(GIVEN REQUEST):
Extract all lines in the data that contain the word "photo".

(STORED DATA):
- - -

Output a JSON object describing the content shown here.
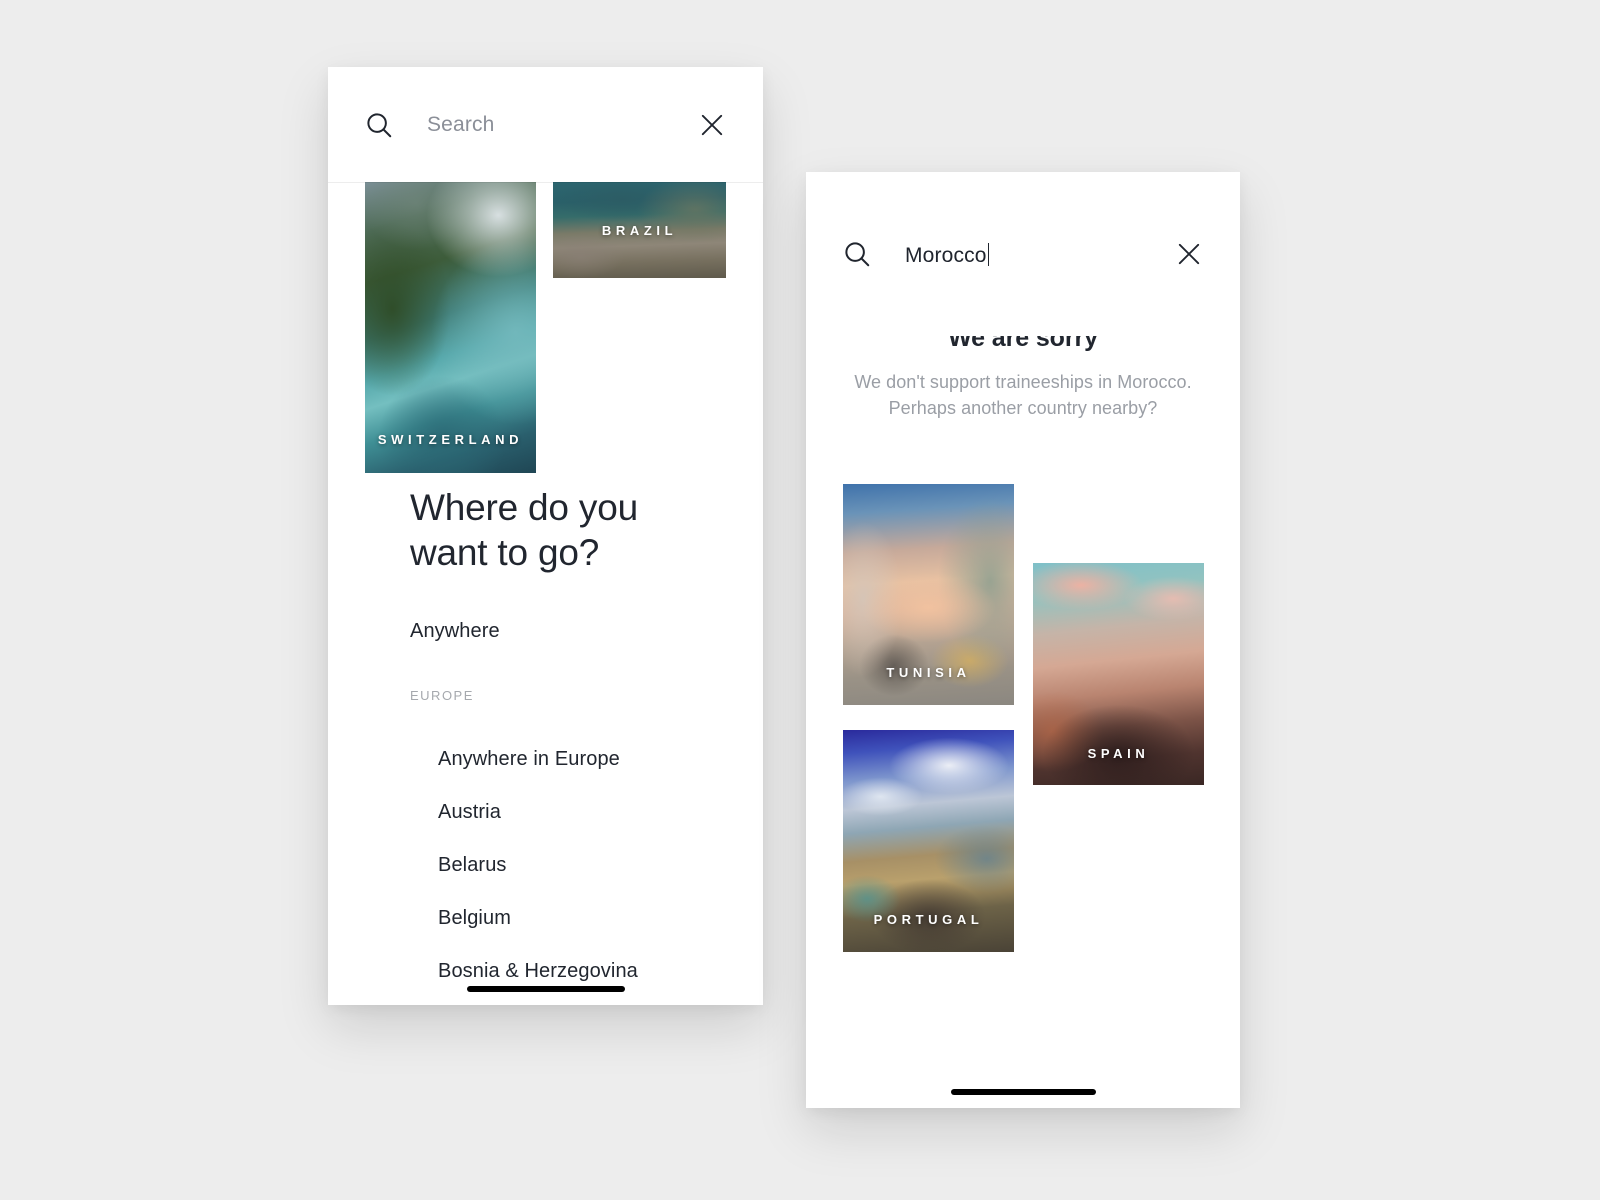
{
  "background_color": "#ededed",
  "screens": {
    "left": {
      "name": "search-browse-screen",
      "search": {
        "placeholder": "Search",
        "value": "",
        "icon": "search-icon",
        "close_icon": "close-icon"
      },
      "cards": [
        {
          "country": "SWITZERLAND",
          "photo": "switzerland-aerial-lake"
        },
        {
          "country": "BRAZIL",
          "photo": "brazil-rio-aerial"
        }
      ],
      "heading": "Where do you want to go?",
      "anywhere_label": "Anywhere",
      "group_label": "EUROPE",
      "countries": [
        "Anywhere in Europe",
        "Austria",
        "Belarus",
        "Belgium",
        "Bosnia & Herzegovina"
      ]
    },
    "right": {
      "name": "no-results-screen",
      "search": {
        "placeholder": "Search",
        "value": "Morocco",
        "icon": "search-icon",
        "close_icon": "close-icon",
        "caret_visible": true
      },
      "empty_state": {
        "title": "We are sorry",
        "body_line_1": "We don't support traineeships in Morocco.",
        "body_line_2": "Perhaps another country nearby?"
      },
      "cards": [
        {
          "country": "TUNISIA",
          "photo": "tunisia-tiled-arches"
        },
        {
          "country": "SPAIN",
          "photo": "spain-tibidabo-basilica"
        },
        {
          "country": "PORTUGAL",
          "photo": "portugal-madeira-cliffs"
        }
      ]
    }
  },
  "colors": {
    "text_primary": "#21262f",
    "text_muted": "#9a9ea5",
    "text_placeholder": "#8b8f98",
    "group_label": "#a6a9ae",
    "card_caption": "#ffffff",
    "surface": "#ffffff"
  }
}
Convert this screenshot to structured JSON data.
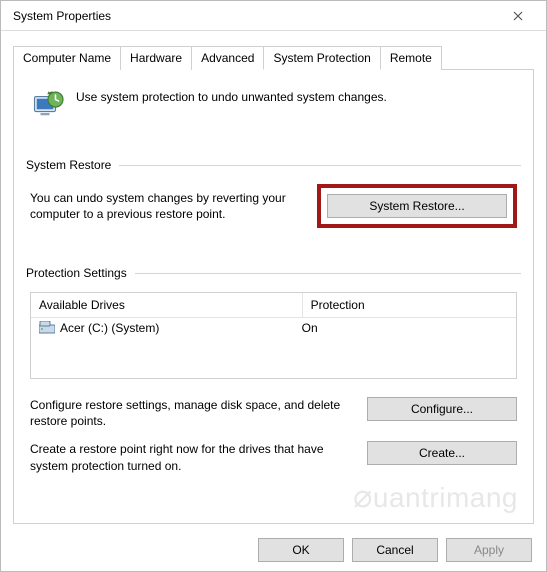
{
  "window": {
    "title": "System Properties"
  },
  "tabs": {
    "computer_name": "Computer Name",
    "hardware": "Hardware",
    "advanced": "Advanced",
    "system_protection": "System Protection",
    "remote": "Remote"
  },
  "intro": "Use system protection to undo unwanted system changes.",
  "restore": {
    "heading": "System Restore",
    "text": "You can undo system changes by reverting your computer to a previous restore point.",
    "button": "System Restore..."
  },
  "protection": {
    "heading": "Protection Settings",
    "cols": {
      "drives": "Available Drives",
      "protection": "Protection"
    },
    "rows": [
      {
        "name": "Acer (C:) (System)",
        "status": "On"
      }
    ],
    "configure_text": "Configure restore settings, manage disk space, and delete restore points.",
    "configure_btn": "Configure...",
    "create_text": "Create a restore point right now for the drives that have system protection turned on.",
    "create_btn": "Create..."
  },
  "buttons": {
    "ok": "OK",
    "cancel": "Cancel",
    "apply": "Apply"
  },
  "watermark": "uantrimang"
}
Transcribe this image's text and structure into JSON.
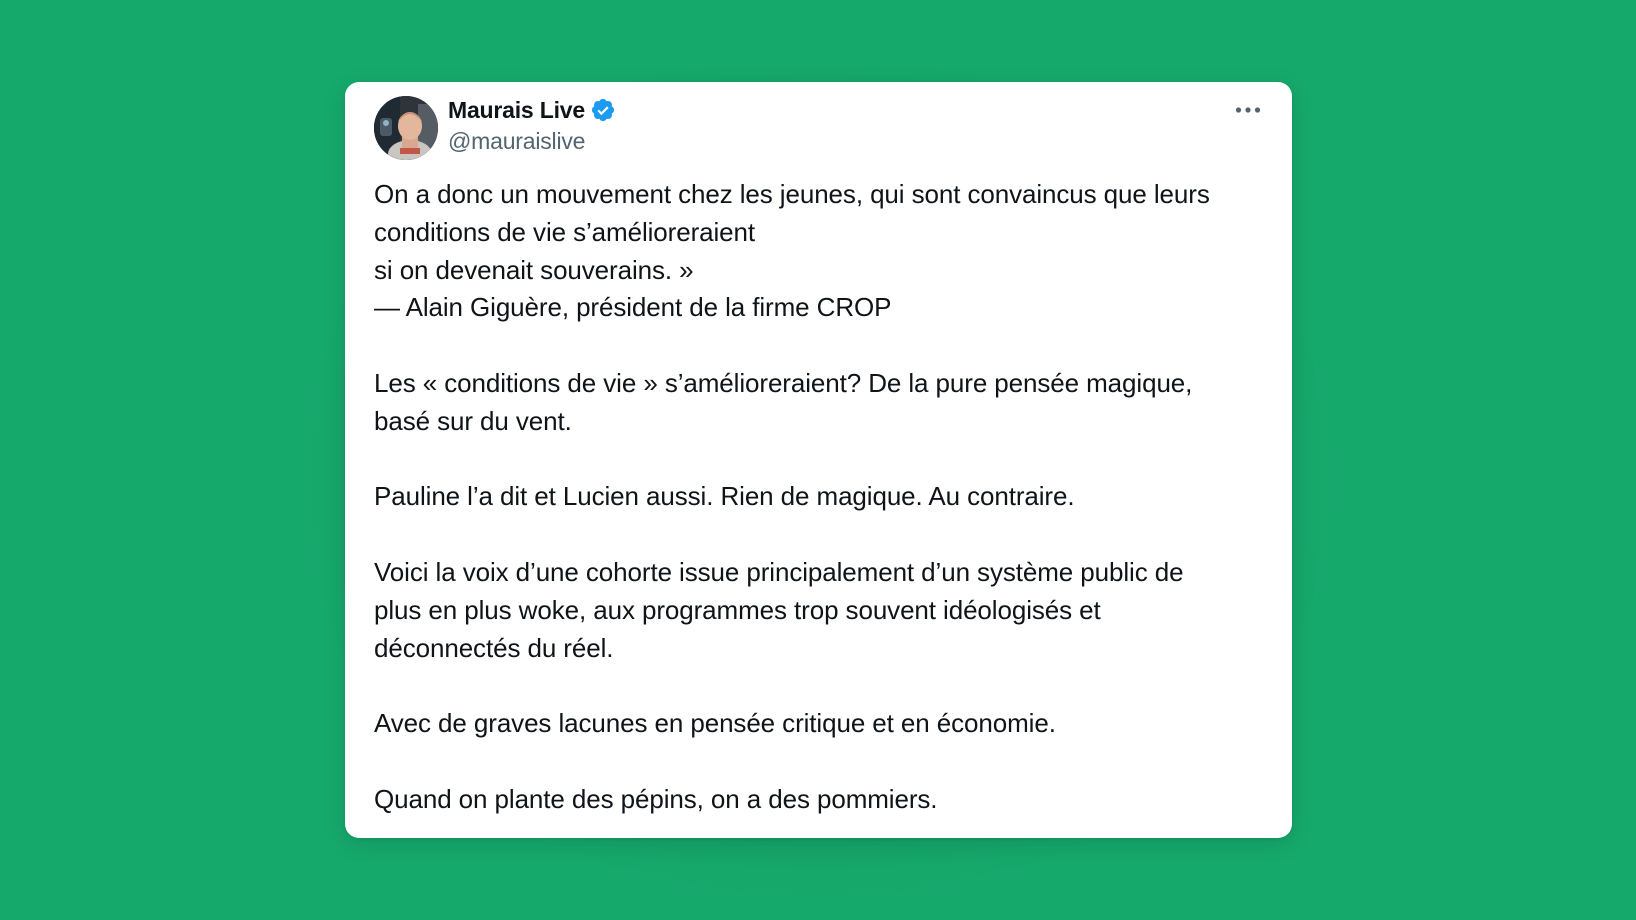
{
  "background_color": "#16a96c",
  "accent_color": "#1d9bf0",
  "tweet": {
    "author": {
      "display_name": "Maurais Live",
      "handle": "@mauraislive",
      "verified": true,
      "avatar_icon": "profile-photo"
    },
    "more_icon": "more-horizontal-icon",
    "paragraphs": [
      {
        "lines": [
          "On a donc un mouvement chez les jeunes, qui sont convaincus que leurs",
          "conditions de vie s’amélioreraient",
          "si on devenait souverains. »",
          "— Alain Giguère, président de la firme CROP"
        ]
      },
      {
        "lines": [
          "Les « conditions de vie » s’amélioreraient? De la pure pensée magique,",
          "basé sur du vent."
        ]
      },
      {
        "lines": [
          "Pauline l’a dit et Lucien aussi. Rien de magique. Au contraire."
        ]
      },
      {
        "lines": [
          "Voici la voix d’une cohorte issue principalement d’un système public de",
          "plus en plus woke, aux programmes trop souvent idéologisés et",
          "déconnectés du réel."
        ]
      },
      {
        "lines": [
          "Avec de graves lacunes en pensée critique et en économie."
        ]
      },
      {
        "lines": [
          "Quand on plante des pépins, on a des pommiers."
        ]
      }
    ]
  }
}
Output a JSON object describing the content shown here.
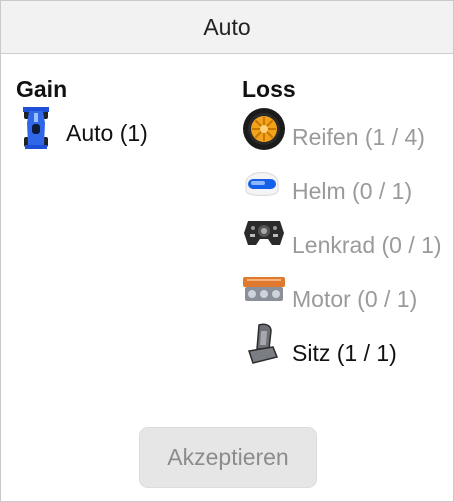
{
  "window": {
    "title": "Auto"
  },
  "gain": {
    "heading": "Gain",
    "items": [
      {
        "icon": "race-car-icon",
        "label": "Auto (1)"
      }
    ]
  },
  "loss": {
    "heading": "Loss",
    "items": [
      {
        "icon": "tire-icon",
        "label": "Reifen (1 / 4)",
        "state": "muted"
      },
      {
        "icon": "helmet-icon",
        "label": "Helm (0 / 1)",
        "state": "muted"
      },
      {
        "icon": "steering-wheel-icon",
        "label": "Lenkrad (0 / 1)",
        "state": "muted"
      },
      {
        "icon": "engine-icon",
        "label": "Motor (0 / 1)",
        "state": "muted"
      },
      {
        "icon": "seat-icon",
        "label": "Sitz (1 / 1)",
        "state": "normal"
      }
    ]
  },
  "actions": {
    "accept_label": "Akzeptieren",
    "accept_enabled": false
  },
  "colors": {
    "muted_text": "#9a9a9a",
    "button_bg": "#e6e6e6",
    "titlebar_bg": "#f2f2f2"
  }
}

- - -

(TASK SOLUTION):
          "photo": "switzerland-aerial-lake"
          "photo": "brazil-rio-aerial"
          "photo": "tunisia-tiled-arches"
          "photo": "spain-tibidabo-basilica"
          "photo": "portugal-madeira-cliffs"
      "avatar_icon": "profile-photo"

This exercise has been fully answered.